## start SUPPLIED MATERIAL
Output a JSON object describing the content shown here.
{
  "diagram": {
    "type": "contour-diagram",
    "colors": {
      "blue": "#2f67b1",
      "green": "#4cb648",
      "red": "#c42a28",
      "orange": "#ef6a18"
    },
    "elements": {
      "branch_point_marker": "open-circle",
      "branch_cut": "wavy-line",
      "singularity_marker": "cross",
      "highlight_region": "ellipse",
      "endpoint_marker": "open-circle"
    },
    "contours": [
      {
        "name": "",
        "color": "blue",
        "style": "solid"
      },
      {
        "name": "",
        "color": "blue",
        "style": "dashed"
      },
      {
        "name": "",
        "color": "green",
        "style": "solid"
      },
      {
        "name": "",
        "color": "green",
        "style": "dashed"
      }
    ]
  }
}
## end SUPPLIED MATERIAL
## EXERCISE BRIEF
The entries above must be returned in full, exactly as shown.

## FINISHED TASK
Output a JSON object describing the content shown here.
{
  "diagram": {
    "type": "contour-diagram",
    "colors": {
      "blue": "#2f67b1",
      "green": "#4cb648",
      "red": "#c42a28",
      "orange": "#ef6a18"
    },
    "elements": {
      "branch_point_marker": "open-circle",
      "branch_cut": "wavy-line",
      "singularity_marker": "cross",
      "highlight_region": "ellipse",
      "endpoint_marker": "open-circle"
    },
    "contours": [
      {
        "name": "",
        "color": "blue",
        "style": "solid"
      },
      {
        "name": "",
        "color": "blue",
        "style": "dashed"
      },
      {
        "name": "",
        "color": "green",
        "style": "solid"
      },
      {
        "name": "",
        "color": "green",
        "style": "dashed"
      }
    ]
  }
}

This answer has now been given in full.